[Records about charts and figures]
== == ==

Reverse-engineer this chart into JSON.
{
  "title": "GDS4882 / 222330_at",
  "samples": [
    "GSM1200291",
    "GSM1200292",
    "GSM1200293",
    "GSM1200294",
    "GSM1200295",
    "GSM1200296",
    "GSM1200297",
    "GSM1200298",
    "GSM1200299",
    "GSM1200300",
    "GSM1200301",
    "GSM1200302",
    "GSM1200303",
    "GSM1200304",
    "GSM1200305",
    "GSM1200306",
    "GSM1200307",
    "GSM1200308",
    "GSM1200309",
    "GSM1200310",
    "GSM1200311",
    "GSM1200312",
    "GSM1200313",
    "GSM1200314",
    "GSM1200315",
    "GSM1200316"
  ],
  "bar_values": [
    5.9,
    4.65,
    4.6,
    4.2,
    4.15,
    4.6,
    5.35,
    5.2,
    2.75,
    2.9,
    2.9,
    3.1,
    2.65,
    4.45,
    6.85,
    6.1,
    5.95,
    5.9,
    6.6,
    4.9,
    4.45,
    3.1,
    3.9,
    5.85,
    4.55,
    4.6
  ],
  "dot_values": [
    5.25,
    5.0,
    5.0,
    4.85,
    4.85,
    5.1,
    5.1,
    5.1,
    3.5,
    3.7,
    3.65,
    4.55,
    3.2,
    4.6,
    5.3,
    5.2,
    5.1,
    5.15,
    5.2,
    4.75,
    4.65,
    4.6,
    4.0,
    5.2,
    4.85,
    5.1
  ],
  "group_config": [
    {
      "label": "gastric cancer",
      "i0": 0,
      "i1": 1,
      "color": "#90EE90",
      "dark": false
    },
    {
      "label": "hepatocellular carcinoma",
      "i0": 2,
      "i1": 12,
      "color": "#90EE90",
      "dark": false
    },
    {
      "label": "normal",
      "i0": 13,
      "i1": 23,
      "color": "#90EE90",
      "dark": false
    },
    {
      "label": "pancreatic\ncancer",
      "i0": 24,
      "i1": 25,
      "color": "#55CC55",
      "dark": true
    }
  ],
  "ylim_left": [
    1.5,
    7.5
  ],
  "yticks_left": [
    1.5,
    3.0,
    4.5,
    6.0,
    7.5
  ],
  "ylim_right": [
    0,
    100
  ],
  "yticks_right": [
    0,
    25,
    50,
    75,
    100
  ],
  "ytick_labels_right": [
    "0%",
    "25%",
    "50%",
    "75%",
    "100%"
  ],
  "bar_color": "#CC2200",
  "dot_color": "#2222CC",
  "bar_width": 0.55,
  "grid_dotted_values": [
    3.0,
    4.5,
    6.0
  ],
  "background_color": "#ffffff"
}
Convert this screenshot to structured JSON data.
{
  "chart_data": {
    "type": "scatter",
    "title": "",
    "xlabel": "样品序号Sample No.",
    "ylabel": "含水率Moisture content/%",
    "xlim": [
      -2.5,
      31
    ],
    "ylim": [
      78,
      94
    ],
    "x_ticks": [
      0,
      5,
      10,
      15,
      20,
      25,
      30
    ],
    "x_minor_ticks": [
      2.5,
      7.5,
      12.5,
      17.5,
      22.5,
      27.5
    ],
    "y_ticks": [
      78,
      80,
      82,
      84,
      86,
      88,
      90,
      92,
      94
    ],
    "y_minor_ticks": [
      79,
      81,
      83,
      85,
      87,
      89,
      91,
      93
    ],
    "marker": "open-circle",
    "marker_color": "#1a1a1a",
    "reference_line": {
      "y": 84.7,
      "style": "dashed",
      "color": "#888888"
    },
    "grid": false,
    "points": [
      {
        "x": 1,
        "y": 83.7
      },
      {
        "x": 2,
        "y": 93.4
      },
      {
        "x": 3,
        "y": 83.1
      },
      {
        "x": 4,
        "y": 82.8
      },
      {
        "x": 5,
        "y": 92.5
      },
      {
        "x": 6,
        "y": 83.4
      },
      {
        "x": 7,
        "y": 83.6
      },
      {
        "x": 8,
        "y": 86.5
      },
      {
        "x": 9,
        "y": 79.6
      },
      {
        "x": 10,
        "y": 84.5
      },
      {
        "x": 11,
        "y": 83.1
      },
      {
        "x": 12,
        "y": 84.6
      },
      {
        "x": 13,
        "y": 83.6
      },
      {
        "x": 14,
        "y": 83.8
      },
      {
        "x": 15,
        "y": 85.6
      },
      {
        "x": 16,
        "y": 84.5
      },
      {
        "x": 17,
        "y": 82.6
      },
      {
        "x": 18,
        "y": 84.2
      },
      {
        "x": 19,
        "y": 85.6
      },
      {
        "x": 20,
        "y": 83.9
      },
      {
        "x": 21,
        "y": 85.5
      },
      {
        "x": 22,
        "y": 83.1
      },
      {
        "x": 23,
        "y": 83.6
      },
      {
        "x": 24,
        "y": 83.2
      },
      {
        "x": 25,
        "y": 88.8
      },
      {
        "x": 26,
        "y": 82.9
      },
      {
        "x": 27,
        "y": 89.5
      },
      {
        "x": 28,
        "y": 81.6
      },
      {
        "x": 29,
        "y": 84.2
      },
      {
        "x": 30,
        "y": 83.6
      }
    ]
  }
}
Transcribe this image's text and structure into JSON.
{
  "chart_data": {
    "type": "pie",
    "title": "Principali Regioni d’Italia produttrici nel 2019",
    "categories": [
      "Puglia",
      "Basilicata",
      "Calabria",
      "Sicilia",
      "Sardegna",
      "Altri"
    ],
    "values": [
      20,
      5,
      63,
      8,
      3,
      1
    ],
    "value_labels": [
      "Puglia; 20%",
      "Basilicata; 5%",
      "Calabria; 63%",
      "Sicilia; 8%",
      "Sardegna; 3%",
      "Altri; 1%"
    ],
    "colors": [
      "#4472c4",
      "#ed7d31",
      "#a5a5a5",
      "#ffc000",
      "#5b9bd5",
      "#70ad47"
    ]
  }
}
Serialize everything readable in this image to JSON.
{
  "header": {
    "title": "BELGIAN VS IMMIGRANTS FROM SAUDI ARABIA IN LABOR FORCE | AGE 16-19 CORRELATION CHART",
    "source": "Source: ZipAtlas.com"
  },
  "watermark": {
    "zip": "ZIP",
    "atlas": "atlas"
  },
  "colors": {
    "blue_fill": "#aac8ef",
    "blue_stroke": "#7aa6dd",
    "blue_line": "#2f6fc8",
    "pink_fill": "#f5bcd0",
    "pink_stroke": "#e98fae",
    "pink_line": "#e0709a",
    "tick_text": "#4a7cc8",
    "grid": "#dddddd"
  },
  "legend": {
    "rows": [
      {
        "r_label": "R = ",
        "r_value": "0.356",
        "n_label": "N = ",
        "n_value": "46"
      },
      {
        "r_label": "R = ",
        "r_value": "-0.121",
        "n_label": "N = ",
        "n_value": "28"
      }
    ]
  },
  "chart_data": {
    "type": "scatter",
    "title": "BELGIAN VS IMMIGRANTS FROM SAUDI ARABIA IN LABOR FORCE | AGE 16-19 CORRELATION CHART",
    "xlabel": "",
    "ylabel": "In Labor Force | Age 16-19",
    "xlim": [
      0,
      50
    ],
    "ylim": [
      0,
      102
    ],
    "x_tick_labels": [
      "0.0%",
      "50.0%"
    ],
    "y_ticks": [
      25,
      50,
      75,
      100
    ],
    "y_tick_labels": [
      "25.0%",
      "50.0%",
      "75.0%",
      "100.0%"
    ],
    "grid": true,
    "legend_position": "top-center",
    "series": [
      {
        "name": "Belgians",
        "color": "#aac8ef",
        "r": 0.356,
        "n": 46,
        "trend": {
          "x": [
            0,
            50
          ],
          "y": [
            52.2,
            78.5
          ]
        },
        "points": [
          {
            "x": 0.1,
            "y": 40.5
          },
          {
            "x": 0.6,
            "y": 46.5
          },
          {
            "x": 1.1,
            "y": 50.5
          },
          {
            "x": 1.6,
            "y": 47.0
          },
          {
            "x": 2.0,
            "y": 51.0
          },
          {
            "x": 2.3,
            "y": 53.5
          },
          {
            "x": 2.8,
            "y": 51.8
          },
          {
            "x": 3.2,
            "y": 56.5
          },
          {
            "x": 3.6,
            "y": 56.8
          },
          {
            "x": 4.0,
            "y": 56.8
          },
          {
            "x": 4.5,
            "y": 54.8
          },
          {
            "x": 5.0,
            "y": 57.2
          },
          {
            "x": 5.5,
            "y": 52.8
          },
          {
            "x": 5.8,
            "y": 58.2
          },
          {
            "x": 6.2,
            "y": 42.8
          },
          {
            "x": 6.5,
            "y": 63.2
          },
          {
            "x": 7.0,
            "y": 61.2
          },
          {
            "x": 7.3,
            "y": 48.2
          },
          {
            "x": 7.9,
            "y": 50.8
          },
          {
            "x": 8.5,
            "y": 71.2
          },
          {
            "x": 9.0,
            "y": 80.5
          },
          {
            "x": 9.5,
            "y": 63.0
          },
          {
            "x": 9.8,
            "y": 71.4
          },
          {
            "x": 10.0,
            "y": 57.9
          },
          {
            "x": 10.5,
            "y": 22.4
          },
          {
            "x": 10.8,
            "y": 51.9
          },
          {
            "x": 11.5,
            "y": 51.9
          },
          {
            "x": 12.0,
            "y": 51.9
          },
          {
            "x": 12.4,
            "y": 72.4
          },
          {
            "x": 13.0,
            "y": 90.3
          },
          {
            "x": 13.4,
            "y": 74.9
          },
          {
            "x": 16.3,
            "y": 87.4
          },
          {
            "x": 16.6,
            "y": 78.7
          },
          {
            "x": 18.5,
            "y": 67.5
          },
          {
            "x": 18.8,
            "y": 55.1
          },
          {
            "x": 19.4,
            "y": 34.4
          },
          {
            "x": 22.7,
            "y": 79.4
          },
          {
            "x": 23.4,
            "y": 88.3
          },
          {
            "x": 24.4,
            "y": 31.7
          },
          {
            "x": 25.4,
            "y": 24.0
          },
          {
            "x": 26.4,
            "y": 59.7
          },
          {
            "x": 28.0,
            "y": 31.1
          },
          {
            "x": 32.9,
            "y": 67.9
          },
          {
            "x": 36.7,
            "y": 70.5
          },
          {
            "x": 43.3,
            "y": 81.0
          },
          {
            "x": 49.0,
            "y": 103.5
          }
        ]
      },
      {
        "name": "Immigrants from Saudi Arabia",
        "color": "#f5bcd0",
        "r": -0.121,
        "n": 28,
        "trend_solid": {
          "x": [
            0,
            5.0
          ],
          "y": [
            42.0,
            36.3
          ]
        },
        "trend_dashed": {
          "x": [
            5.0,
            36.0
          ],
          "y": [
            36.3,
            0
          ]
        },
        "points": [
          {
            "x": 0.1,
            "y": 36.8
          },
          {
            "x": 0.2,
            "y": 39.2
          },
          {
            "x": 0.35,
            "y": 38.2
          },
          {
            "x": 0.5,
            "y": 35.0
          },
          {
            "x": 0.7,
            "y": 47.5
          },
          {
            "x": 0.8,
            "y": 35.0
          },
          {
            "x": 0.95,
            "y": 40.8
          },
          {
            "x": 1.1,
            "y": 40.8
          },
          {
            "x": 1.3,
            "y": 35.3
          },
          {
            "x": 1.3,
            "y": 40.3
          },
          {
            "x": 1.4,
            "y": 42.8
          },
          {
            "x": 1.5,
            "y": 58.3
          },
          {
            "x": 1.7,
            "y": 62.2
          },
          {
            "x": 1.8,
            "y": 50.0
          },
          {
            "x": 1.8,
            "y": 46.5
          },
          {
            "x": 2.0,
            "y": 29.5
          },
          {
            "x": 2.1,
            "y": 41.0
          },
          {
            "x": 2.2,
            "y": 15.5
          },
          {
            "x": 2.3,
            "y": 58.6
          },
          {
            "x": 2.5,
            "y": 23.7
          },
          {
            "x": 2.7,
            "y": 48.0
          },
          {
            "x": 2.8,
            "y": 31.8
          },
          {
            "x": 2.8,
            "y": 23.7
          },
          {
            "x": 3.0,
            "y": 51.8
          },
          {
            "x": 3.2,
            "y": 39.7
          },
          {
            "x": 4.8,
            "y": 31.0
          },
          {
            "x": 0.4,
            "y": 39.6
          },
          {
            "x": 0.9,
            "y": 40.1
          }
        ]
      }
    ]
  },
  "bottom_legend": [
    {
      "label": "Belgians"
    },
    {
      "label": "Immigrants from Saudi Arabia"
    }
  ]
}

== == ==

_Exercise brief_
Copy, from the material above, each line in which the string "this" occurs.

_Finished task_
Reverse-engineer this chart into JSON.
Convert this screenshot to structured JSON data.
Transcribe this image's text and structure into JSON.
Serialize everything readable in this image to JSON.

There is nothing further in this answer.